SUPPLIED RECORDS
[Start]

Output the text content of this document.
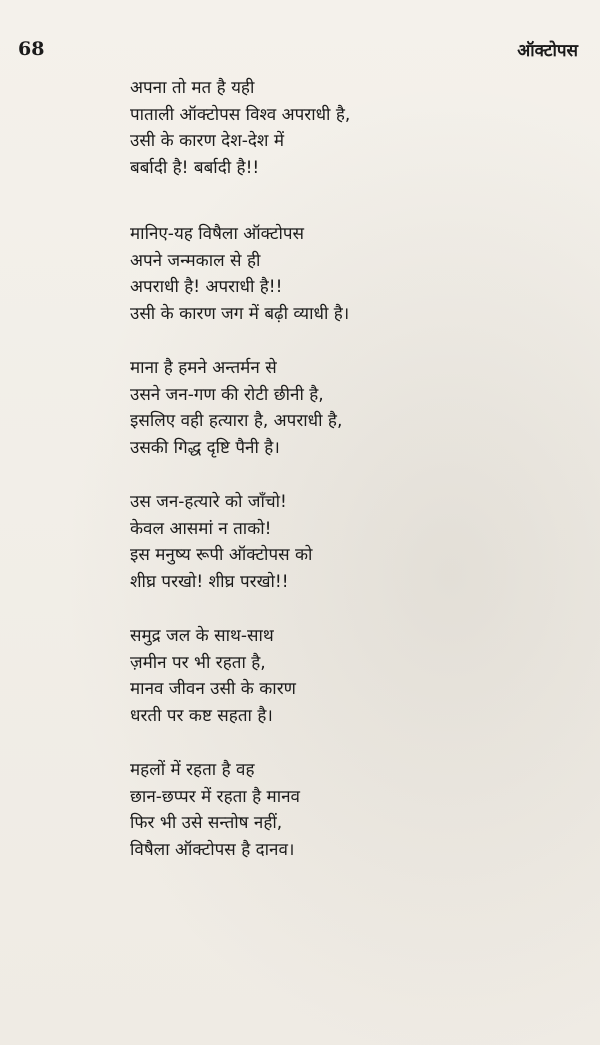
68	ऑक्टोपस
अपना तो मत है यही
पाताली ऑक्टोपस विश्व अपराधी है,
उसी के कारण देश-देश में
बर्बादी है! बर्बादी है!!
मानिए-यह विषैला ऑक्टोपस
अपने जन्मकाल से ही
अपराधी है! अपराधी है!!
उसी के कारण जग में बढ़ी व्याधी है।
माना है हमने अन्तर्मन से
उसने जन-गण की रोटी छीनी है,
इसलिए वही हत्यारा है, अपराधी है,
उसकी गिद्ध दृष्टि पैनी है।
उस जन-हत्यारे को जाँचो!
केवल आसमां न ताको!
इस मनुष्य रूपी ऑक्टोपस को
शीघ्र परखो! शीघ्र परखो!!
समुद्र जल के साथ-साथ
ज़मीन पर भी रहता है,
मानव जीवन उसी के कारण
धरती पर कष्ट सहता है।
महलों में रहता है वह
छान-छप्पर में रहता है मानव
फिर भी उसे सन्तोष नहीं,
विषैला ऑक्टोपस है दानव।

[End]

GOAL
Leave out the pictures and reproduce the rest of the listing exactly.

RESPONSE TO THE TASK
Output the text content of this document.
68	ऑक्टोपस
अपना तो मत है यही
पाताली ऑक्टोपस विश्व अपराधी है,
उसी के कारण देश-देश में
बर्बादी है! बर्बादी है!!
मानिए-यह विषैला ऑक्टोपस
अपने जन्मकाल से ही
अपराधी है! अपराधी है!!
उसी के कारण जग में बढ़ी व्याधी है।
माना है हमने अन्तर्मन से
उसने जन-गण की रोटी छीनी है,
इसलिए वही हत्यारा है, अपराधी है,
उसकी गिद्ध दृष्टि पैनी है।
उस जन-हत्यारे को जाँचो!
केवल आसमां न ताको!
इस मनुष्य रूपी ऑक्टोपस को
शीघ्र परखो! शीघ्र परखो!!
समुद्र जल के साथ-साथ
ज़मीन पर भी रहता है,
मानव जीवन उसी के कारण
धरती पर कष्ट सहता है।
महलों में रहता है वह
छान-छप्पर में रहता है मानव
फिर भी उसे सन्तोष नहीं,
विषैला ऑक्टोपस है दानव।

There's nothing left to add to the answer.